=== Entries ===
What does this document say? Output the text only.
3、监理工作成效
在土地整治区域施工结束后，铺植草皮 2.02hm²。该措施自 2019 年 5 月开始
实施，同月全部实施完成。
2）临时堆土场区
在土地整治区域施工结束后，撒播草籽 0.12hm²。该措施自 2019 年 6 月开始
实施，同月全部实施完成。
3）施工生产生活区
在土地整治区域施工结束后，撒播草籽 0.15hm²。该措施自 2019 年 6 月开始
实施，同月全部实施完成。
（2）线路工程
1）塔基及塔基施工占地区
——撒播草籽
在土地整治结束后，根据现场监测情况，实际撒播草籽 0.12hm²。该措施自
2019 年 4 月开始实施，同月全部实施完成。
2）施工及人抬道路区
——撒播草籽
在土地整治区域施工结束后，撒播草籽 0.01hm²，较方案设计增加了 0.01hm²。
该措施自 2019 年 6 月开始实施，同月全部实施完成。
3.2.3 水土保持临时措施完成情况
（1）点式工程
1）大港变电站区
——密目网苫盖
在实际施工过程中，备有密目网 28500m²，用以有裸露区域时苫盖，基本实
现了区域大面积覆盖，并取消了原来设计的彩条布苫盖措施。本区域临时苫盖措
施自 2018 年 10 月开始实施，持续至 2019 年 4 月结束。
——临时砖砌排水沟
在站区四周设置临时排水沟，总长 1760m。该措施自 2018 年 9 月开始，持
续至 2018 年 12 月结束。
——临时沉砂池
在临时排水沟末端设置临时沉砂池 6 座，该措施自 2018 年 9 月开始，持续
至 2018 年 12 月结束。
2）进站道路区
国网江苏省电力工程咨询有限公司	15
===
__What this task involves__
Return every entry verbatim.

__Task response__
What does this document say? Output the text only.
3、监理工作成效
在土地整治区域施工结束后，铺植草皮 2.02hm²。该措施自 2019 年 5 月开始
实施，同月全部实施完成。
2）临时堆土场区
在土地整治区域施工结束后，撒播草籽 0.12hm²。该措施自 2019 年 6 月开始
实施，同月全部实施完成。
3）施工生产生活区
在土地整治区域施工结束后，撒播草籽 0.15hm²。该措施自 2019 年 6 月开始
实施，同月全部实施完成。
（2）线路工程
1）塔基及塔基施工占地区
——撒播草籽
在土地整治结束后，根据现场监测情况，实际撒播草籽 0.12hm²。该措施自
2019 年 4 月开始实施，同月全部实施完成。
2）施工及人抬道路区
——撒播草籽
在土地整治区域施工结束后，撒播草籽 0.01hm²，较方案设计增加了 0.01hm²。
该措施自 2019 年 6 月开始实施，同月全部实施完成。
3.2.3 水土保持临时措施完成情况
（1）点式工程
1）大港变电站区
——密目网苫盖
在实际施工过程中，备有密目网 28500m²，用以有裸露区域时苫盖，基本实
现了区域大面积覆盖，并取消了原来设计的彩条布苫盖措施。本区域临时苫盖措
施自 2018 年 10 月开始实施，持续至 2019 年 4 月结束。
——临时砖砌排水沟
在站区四周设置临时排水沟，总长 1760m。该措施自 2018 年 9 月开始，持
续至 2018 年 12 月结束。
——临时沉砂池
在临时排水沟末端设置临时沉砂池 6 座，该措施自 2018 年 9 月开始，持续
至 2018 年 12 月结束。
2）进站道路区
国网江苏省电力工程咨询有限公司	15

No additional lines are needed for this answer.